■ Records ■
— Begin —
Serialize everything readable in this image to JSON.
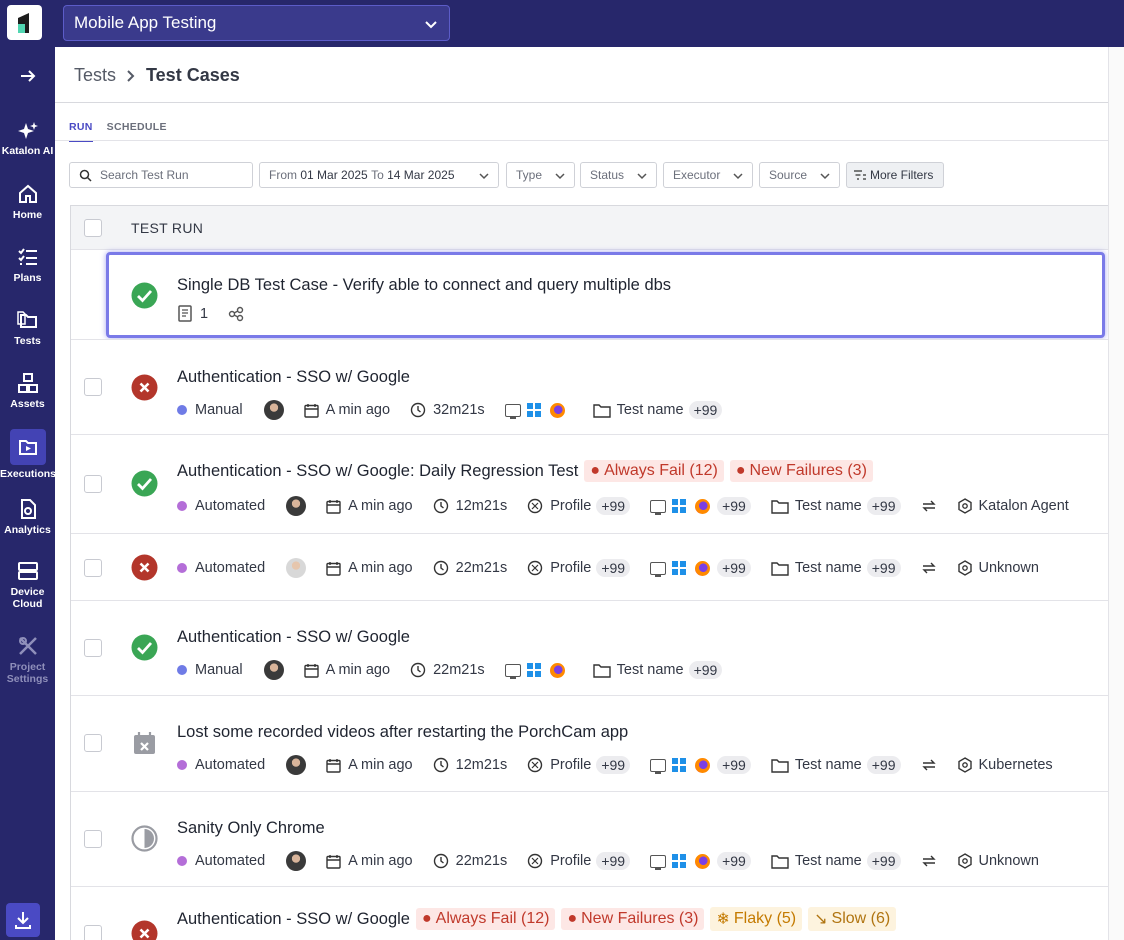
{
  "project": {
    "name": "Mobile App Testing"
  },
  "sidebar": {
    "items": [
      {
        "label": "Katalon AI",
        "icon": "sparkle-icon"
      },
      {
        "label": "Home",
        "icon": "home-icon"
      },
      {
        "label": "Plans",
        "icon": "checklist-icon"
      },
      {
        "label": "Tests",
        "icon": "folders-icon"
      },
      {
        "label": "Assets",
        "icon": "assets-icon"
      },
      {
        "label": "Executions",
        "icon": "executions-icon"
      },
      {
        "label": "Analytics",
        "icon": "analytics-icon"
      },
      {
        "label": "Device Cloud",
        "icon": "device-cloud-icon"
      },
      {
        "label": "Project Settings",
        "icon": "tools-icon"
      }
    ]
  },
  "breadcrumb": {
    "parent": "Tests",
    "current": "Test Cases"
  },
  "tabs": [
    "RUN",
    "SCHEDULE"
  ],
  "filters": {
    "search_placeholder": "Search Test Run",
    "date_from_label": "From",
    "date_from": "01 Mar 2025",
    "date_to_label": "To",
    "date_to": "14 Mar 2025",
    "type": "Type",
    "status": "Status",
    "executor": "Executor",
    "source": "Source",
    "more": "More Filters"
  },
  "table": {
    "header": "TEST RUN",
    "rows": [
      {
        "status": "passed",
        "title": "Single DB Test Case - Verify able to connect and query multiple dbs",
        "steps": "1"
      },
      {
        "status": "failed",
        "title": "Authentication - SSO w/ Google",
        "type": "Manual",
        "time": "A min ago",
        "duration": "32m21s",
        "env_more": "",
        "testname": "Test name",
        "testname_more": "+99"
      },
      {
        "status": "passed",
        "title": "Authentication - SSO w/ Google: Daily Regression Test",
        "tags": [
          "Always Fail (12)",
          "New Failures (3)"
        ],
        "type": "Automated",
        "time": "A min ago",
        "duration": "12m21s",
        "profile": "Profile",
        "profile_more": "+99",
        "env_more": "+99",
        "testname": "Test name",
        "testname_more": "+99",
        "agent": "Katalon Agent"
      },
      {
        "status": "failed",
        "title": "",
        "type": "Automated",
        "time": "A min ago",
        "duration": "22m21s",
        "profile": "Profile",
        "profile_more": "+99",
        "env_more": "+99",
        "testname": "Test name",
        "testname_more": "+99",
        "agent": "Unknown"
      },
      {
        "status": "passed",
        "title": "Authentication - SSO w/ Google",
        "type": "Manual",
        "time": "A min ago",
        "duration": "22m21s",
        "testname": "Test name",
        "testname_more": "+99"
      },
      {
        "status": "canceled",
        "title": "Lost some recorded videos after restarting the PorchCam app",
        "type": "Automated",
        "time": "A min ago",
        "duration": "12m21s",
        "profile": "Profile",
        "profile_more": "+99",
        "env_more": "+99",
        "testname": "Test name",
        "testname_more": "+99",
        "agent": "Kubernetes"
      },
      {
        "status": "incomplete",
        "title": "Sanity Only Chrome",
        "type": "Automated",
        "time": "A min ago",
        "duration": "22m21s",
        "profile": "Profile",
        "profile_more": "+99",
        "env_more": "+99",
        "testname": "Test name",
        "testname_more": "+99",
        "agent": "Unknown"
      },
      {
        "status": "failed",
        "title": "Authentication - SSO w/ Google",
        "tags": [
          "Always Fail (12)",
          "New Failures (3)",
          "Flaky (5)",
          "Slow (6)"
        ]
      }
    ]
  },
  "colors": {
    "brand": "#27276b",
    "accent": "#4a4ac4",
    "passed": "#3aa655",
    "failed": "#b3362b"
  }
}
— End —
■ JOB ■
Copy every record character for character. Skip the pictures.

■ TASK SOLUTION ■
Serialize everything readable in this image to JSON.
{
  "project": {
    "name": "Mobile App Testing"
  },
  "sidebar": {
    "items": [
      {
        "label": "Katalon AI",
        "icon": "sparkle-icon"
      },
      {
        "label": "Home",
        "icon": "home-icon"
      },
      {
        "label": "Plans",
        "icon": "checklist-icon"
      },
      {
        "label": "Tests",
        "icon": "folders-icon"
      },
      {
        "label": "Assets",
        "icon": "assets-icon"
      },
      {
        "label": "Executions",
        "icon": "executions-icon"
      },
      {
        "label": "Analytics",
        "icon": "analytics-icon"
      },
      {
        "label": "Device Cloud",
        "icon": "device-cloud-icon"
      },
      {
        "label": "Project Settings",
        "icon": "tools-icon"
      }
    ]
  },
  "breadcrumb": {
    "parent": "Tests",
    "current": "Test Cases"
  },
  "tabs": [
    "RUN",
    "SCHEDULE"
  ],
  "filters": {
    "search_placeholder": "Search Test Run",
    "date_from_label": "From",
    "date_from": "01 Mar 2025",
    "date_to_label": "To",
    "date_to": "14 Mar 2025",
    "type": "Type",
    "status": "Status",
    "executor": "Executor",
    "source": "Source",
    "more": "More Filters"
  },
  "table": {
    "header": "TEST RUN",
    "rows": [
      {
        "status": "passed",
        "title": "Single DB Test Case - Verify able to connect and query multiple dbs",
        "steps": "1"
      },
      {
        "status": "failed",
        "title": "Authentication - SSO w/ Google",
        "type": "Manual",
        "time": "A min ago",
        "duration": "32m21s",
        "env_more": "",
        "testname": "Test name",
        "testname_more": "+99"
      },
      {
        "status": "passed",
        "title": "Authentication - SSO w/ Google: Daily Regression Test",
        "tags": [
          "Always Fail (12)",
          "New Failures (3)"
        ],
        "type": "Automated",
        "time": "A min ago",
        "duration": "12m21s",
        "profile": "Profile",
        "profile_more": "+99",
        "env_more": "+99",
        "testname": "Test name",
        "testname_more": "+99",
        "agent": "Katalon Agent"
      },
      {
        "status": "failed",
        "title": "",
        "type": "Automated",
        "time": "A min ago",
        "duration": "22m21s",
        "profile": "Profile",
        "profile_more": "+99",
        "env_more": "+99",
        "testname": "Test name",
        "testname_more": "+99",
        "agent": "Unknown"
      },
      {
        "status": "passed",
        "title": "Authentication - SSO w/ Google",
        "type": "Manual",
        "time": "A min ago",
        "duration": "22m21s",
        "testname": "Test name",
        "testname_more": "+99"
      },
      {
        "status": "canceled",
        "title": "Lost some recorded videos after restarting the PorchCam app",
        "type": "Automated",
        "time": "A min ago",
        "duration": "12m21s",
        "profile": "Profile",
        "profile_more": "+99",
        "env_more": "+99",
        "testname": "Test name",
        "testname_more": "+99",
        "agent": "Kubernetes"
      },
      {
        "status": "incomplete",
        "title": "Sanity Only Chrome",
        "type": "Automated",
        "time": "A min ago",
        "duration": "22m21s",
        "profile": "Profile",
        "profile_more": "+99",
        "env_more": "+99",
        "testname": "Test name",
        "testname_more": "+99",
        "agent": "Unknown"
      },
      {
        "status": "failed",
        "title": "Authentication - SSO w/ Google",
        "tags": [
          "Always Fail (12)",
          "New Failures (3)",
          "Flaky (5)",
          "Slow (6)"
        ]
      }
    ]
  },
  "colors": {
    "brand": "#27276b",
    "accent": "#4a4ac4",
    "passed": "#3aa655",
    "failed": "#b3362b"
  }
}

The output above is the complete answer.